### Exercise requirements:
Copy out every line of the material below, keeping each one unchanged.

### Data listing:
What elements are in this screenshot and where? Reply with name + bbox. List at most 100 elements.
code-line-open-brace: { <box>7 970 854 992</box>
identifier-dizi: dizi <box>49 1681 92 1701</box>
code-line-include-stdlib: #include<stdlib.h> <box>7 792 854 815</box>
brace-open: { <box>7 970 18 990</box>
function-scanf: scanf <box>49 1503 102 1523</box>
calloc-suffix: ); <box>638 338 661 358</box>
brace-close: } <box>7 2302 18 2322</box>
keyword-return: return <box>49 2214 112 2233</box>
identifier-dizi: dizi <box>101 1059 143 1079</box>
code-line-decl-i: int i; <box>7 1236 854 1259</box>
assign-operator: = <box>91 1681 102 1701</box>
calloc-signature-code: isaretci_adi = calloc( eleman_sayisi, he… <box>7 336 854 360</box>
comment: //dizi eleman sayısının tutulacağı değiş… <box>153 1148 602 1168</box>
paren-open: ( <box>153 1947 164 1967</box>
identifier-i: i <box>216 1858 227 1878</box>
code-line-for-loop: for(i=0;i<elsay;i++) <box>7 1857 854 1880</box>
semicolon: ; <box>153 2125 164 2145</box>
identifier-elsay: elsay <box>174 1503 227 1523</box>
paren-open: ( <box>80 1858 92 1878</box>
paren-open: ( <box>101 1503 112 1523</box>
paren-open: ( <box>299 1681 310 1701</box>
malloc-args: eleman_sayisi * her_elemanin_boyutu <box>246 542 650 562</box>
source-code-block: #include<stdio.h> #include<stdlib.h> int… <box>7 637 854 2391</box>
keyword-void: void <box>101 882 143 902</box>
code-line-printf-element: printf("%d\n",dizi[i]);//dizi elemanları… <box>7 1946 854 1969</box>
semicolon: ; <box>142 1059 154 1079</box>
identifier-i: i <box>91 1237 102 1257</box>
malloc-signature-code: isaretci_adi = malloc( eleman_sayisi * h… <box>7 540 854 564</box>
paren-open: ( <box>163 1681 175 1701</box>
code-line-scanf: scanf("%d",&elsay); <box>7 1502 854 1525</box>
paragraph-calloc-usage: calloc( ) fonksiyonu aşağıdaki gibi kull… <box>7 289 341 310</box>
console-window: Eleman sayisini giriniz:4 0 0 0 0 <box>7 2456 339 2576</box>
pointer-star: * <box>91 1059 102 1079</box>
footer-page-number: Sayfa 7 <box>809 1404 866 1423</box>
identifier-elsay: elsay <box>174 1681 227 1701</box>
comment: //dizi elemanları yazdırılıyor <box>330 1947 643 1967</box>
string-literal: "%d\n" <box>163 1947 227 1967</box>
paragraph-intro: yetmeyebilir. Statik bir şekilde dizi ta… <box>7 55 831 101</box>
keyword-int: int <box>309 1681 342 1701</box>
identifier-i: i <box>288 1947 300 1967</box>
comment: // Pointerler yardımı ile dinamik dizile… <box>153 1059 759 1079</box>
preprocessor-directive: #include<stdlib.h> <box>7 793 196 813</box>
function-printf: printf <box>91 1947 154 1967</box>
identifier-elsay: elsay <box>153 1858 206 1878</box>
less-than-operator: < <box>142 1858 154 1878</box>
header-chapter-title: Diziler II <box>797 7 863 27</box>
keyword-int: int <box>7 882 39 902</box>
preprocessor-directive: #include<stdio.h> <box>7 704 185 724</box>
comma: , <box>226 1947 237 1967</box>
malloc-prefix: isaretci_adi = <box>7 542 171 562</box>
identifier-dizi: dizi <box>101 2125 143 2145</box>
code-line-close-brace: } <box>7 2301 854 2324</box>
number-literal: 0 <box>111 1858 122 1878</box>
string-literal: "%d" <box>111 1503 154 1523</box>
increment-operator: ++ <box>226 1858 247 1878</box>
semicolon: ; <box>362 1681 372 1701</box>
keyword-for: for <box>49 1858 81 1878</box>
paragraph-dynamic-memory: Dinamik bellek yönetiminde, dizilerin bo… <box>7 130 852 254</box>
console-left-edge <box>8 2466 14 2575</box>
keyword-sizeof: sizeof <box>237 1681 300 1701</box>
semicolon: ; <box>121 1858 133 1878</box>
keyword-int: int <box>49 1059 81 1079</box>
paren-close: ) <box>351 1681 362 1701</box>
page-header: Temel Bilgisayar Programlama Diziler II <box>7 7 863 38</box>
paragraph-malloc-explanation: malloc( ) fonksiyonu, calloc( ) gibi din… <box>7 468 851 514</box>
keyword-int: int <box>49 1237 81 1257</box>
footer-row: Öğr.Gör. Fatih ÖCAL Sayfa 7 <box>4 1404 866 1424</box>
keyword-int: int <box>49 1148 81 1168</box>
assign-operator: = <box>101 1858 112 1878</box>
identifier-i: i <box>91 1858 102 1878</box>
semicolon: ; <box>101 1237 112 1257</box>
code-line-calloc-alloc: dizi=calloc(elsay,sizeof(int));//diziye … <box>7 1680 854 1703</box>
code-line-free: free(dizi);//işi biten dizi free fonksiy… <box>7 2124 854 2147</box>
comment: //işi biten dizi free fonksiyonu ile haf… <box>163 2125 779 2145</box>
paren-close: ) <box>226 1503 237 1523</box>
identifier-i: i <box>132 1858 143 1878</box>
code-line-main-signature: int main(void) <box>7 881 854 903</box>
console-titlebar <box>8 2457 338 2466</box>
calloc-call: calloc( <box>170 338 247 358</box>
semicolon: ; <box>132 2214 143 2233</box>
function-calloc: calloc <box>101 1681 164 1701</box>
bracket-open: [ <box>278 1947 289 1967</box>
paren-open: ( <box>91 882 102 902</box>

### Output of the exercise:
What elements are in this screenshot and where? Reply with name + bbox. List at most 100 elements.
code-line-open-brace: { <box>7 970 854 992</box>
identifier-dizi: dizi <box>49 1681 92 1701</box>
code-line-include-stdlib: #include<stdlib.h> <box>7 792 854 815</box>
brace-open: { <box>7 970 18 990</box>
function-scanf: scanf <box>49 1503 102 1523</box>
calloc-suffix: ); <box>638 338 661 358</box>
brace-close: } <box>7 2302 18 2322</box>
keyword-return: return <box>49 2214 112 2233</box>
identifier-dizi: dizi <box>101 1059 143 1079</box>
code-line-decl-i: int i; <box>7 1236 854 1259</box>
assign-operator: = <box>91 1681 102 1701</box>
calloc-signature-code: isaretci_adi = calloc( eleman_sayisi, he… <box>7 336 854 360</box>
comment: //dizi eleman sayısının tutulacağı değiş… <box>153 1148 602 1168</box>
paren-open: ( <box>153 1947 164 1967</box>
identifier-i: i <box>216 1858 227 1878</box>
code-line-for-loop: for(i=0;i<elsay;i++) <box>7 1857 854 1880</box>
semicolon: ; <box>153 2125 164 2145</box>
identifier-elsay: elsay <box>174 1503 227 1523</box>
paren-open: ( <box>80 1858 92 1878</box>
paren-open: ( <box>101 1503 112 1523</box>
paren-open: ( <box>299 1681 310 1701</box>
malloc-args: eleman_sayisi * her_elemanin_boyutu <box>246 542 650 562</box>
source-code-block: #include<stdio.h> #include<stdlib.h> int… <box>7 637 854 2391</box>
keyword-void: void <box>101 882 143 902</box>
code-line-printf-element: printf("%d\n",dizi[i]);//dizi elemanları… <box>7 1946 854 1969</box>
semicolon: ; <box>142 1059 154 1079</box>
identifier-i: i <box>91 1237 102 1257</box>
malloc-signature-code: isaretci_adi = malloc( eleman_sayisi * h… <box>7 540 854 564</box>
paren-open: ( <box>163 1681 175 1701</box>
code-line-scanf: scanf("%d",&elsay); <box>7 1502 854 1525</box>
paragraph-calloc-usage: calloc( ) fonksiyonu aşağıdaki gibi kull… <box>7 289 341 310</box>
console-window: Eleman sayisini giriniz:4 0 0 0 0 <box>7 2456 339 2576</box>
pointer-star: * <box>91 1059 102 1079</box>
footer-page-number: Sayfa 7 <box>809 1404 866 1423</box>
identifier-elsay: elsay <box>174 1681 227 1701</box>
comment: //dizi elemanları yazdırılıyor <box>330 1947 643 1967</box>
string-literal: "%d\n" <box>163 1947 227 1967</box>
paragraph-intro: yetmeyebilir. Statik bir şekilde dizi ta… <box>7 55 831 101</box>
keyword-int: int <box>309 1681 342 1701</box>
identifier-i: i <box>288 1947 300 1967</box>
comment: // Pointerler yardımı ile dinamik dizile… <box>153 1059 759 1079</box>
preprocessor-directive: #include<stdlib.h> <box>7 793 196 813</box>
function-printf: printf <box>91 1947 154 1967</box>
identifier-elsay: elsay <box>153 1858 206 1878</box>
less-than-operator: < <box>142 1858 154 1878</box>
header-chapter-title: Diziler II <box>797 7 863 27</box>
keyword-int: int <box>7 882 39 902</box>
preprocessor-directive: #include<stdio.h> <box>7 704 185 724</box>
comma: , <box>226 1947 237 1967</box>
malloc-prefix: isaretci_adi = <box>7 542 171 562</box>
identifier-dizi: dizi <box>101 2125 143 2145</box>
code-line-close-brace: } <box>7 2301 854 2324</box>
number-literal: 0 <box>111 1858 122 1878</box>
string-literal: "%d" <box>111 1503 154 1523</box>
increment-operator: ++ <box>226 1858 247 1878</box>
semicolon: ; <box>362 1681 372 1701</box>
keyword-for: for <box>49 1858 81 1878</box>
paragraph-dynamic-memory: Dinamik bellek yönetiminde, dizilerin bo… <box>7 130 852 254</box>
console-left-edge <box>8 2466 14 2575</box>
keyword-sizeof: sizeof <box>237 1681 300 1701</box>
semicolon: ; <box>121 1858 133 1878</box>
keyword-int: int <box>49 1059 81 1079</box>
paren-close: ) <box>351 1681 362 1701</box>
page-header: Temel Bilgisayar Programlama Diziler II <box>7 7 863 38</box>
paragraph-malloc-explanation: malloc( ) fonksiyonu, calloc( ) gibi din… <box>7 468 851 514</box>
keyword-int: int <box>49 1237 81 1257</box>
footer-row: Öğr.Gör. Fatih ÖCAL Sayfa 7 <box>4 1404 866 1424</box>
keyword-int: int <box>49 1148 81 1168</box>
assign-operator: = <box>101 1858 112 1878</box>
identifier-i: i <box>91 1858 102 1878</box>
semicolon: ; <box>101 1237 112 1257</box>
code-line-calloc-alloc: dizi=calloc(elsay,sizeof(int));//diziye … <box>7 1680 854 1703</box>
code-line-free: free(dizi);//işi biten dizi free fonksiy… <box>7 2124 854 2147</box>
comment: //işi biten dizi free fonksiyonu ile haf… <box>163 2125 779 2145</box>
paren-close: ) <box>226 1503 237 1523</box>
identifier-i: i <box>132 1858 143 1878</box>
code-line-main-signature: int main(void) <box>7 881 854 903</box>
console-titlebar <box>8 2457 338 2466</box>
calloc-call: calloc( <box>170 338 247 358</box>
semicolon: ; <box>132 2214 143 2233</box>
function-calloc: calloc <box>101 1681 164 1701</box>
bracket-open: [ <box>278 1947 289 1967</box>
paren-open: ( <box>91 882 102 902</box>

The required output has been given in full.